- PROBLEM TO WORK ON: Find every line below that contains the word "минутта" and copy it out.

- DATA EXTRACT:

--------------------------------

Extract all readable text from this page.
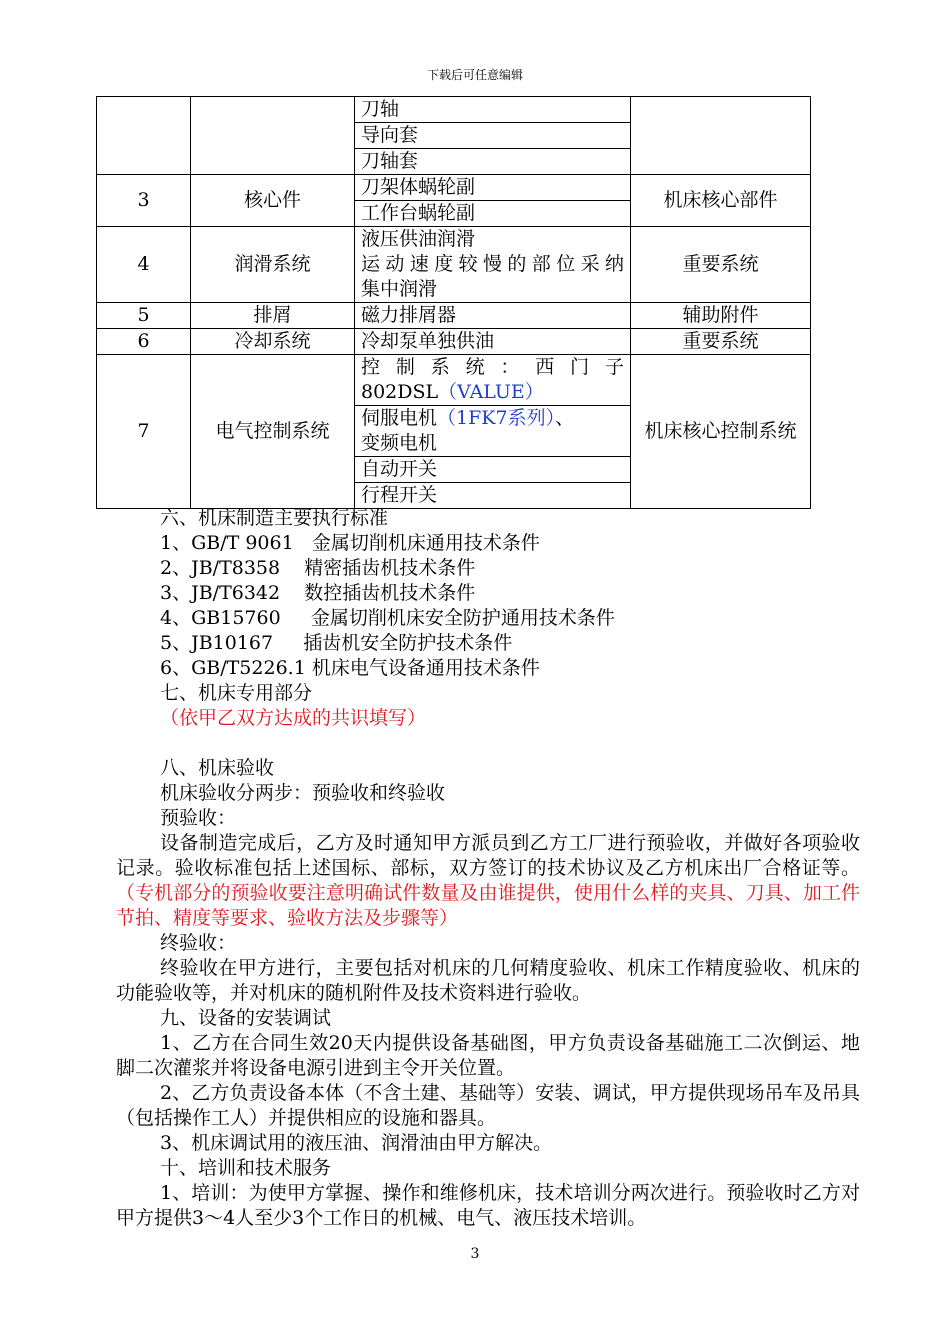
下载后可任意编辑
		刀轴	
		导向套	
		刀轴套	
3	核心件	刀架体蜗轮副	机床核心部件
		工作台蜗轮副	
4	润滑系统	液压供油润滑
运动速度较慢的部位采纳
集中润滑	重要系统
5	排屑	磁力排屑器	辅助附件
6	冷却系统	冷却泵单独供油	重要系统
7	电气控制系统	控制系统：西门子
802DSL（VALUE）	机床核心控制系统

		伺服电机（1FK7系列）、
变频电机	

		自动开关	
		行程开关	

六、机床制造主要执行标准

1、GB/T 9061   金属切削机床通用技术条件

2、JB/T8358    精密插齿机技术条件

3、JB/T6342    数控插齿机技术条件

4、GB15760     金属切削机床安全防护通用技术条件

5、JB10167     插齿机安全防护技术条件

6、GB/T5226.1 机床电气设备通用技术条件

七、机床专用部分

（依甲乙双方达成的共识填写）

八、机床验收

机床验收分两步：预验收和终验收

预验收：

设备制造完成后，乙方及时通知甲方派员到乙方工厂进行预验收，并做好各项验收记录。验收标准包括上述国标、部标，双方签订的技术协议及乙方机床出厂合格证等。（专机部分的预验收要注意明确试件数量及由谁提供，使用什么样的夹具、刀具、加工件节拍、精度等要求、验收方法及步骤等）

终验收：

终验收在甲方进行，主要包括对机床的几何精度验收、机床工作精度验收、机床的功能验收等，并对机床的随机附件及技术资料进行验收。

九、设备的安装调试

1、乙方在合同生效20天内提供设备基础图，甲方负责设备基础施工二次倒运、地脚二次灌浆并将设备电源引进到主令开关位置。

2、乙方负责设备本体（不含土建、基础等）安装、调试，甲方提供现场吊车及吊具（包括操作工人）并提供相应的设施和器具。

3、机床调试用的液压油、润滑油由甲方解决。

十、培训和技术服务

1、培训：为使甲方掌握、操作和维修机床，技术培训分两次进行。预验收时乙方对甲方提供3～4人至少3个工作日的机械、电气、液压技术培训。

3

--------------------------------

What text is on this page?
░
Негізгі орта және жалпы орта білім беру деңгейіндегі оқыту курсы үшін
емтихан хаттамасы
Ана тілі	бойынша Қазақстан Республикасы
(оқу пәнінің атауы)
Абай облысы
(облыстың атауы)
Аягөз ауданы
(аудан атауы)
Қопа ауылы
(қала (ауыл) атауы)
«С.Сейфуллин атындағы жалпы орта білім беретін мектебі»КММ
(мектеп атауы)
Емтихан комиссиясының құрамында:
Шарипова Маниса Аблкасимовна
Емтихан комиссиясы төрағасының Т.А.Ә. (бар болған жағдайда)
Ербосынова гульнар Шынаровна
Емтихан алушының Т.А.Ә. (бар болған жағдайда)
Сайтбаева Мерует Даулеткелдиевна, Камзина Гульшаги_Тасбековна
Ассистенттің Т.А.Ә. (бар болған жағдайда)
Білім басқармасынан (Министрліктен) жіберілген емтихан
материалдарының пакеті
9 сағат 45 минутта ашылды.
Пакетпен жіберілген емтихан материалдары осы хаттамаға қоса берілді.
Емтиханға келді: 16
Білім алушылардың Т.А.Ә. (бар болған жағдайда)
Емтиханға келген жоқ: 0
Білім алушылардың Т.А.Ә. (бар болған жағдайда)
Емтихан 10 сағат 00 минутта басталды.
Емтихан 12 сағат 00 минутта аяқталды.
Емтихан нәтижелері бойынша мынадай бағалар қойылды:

--------------------------------

- RESPONSE FOR THIS EXERCISE:
9 сағат 45 минутта ашылды.
Емтихан 10 сағат 00 минутта басталды.
Емтихан 12 сағат 00 минутта аяқталды.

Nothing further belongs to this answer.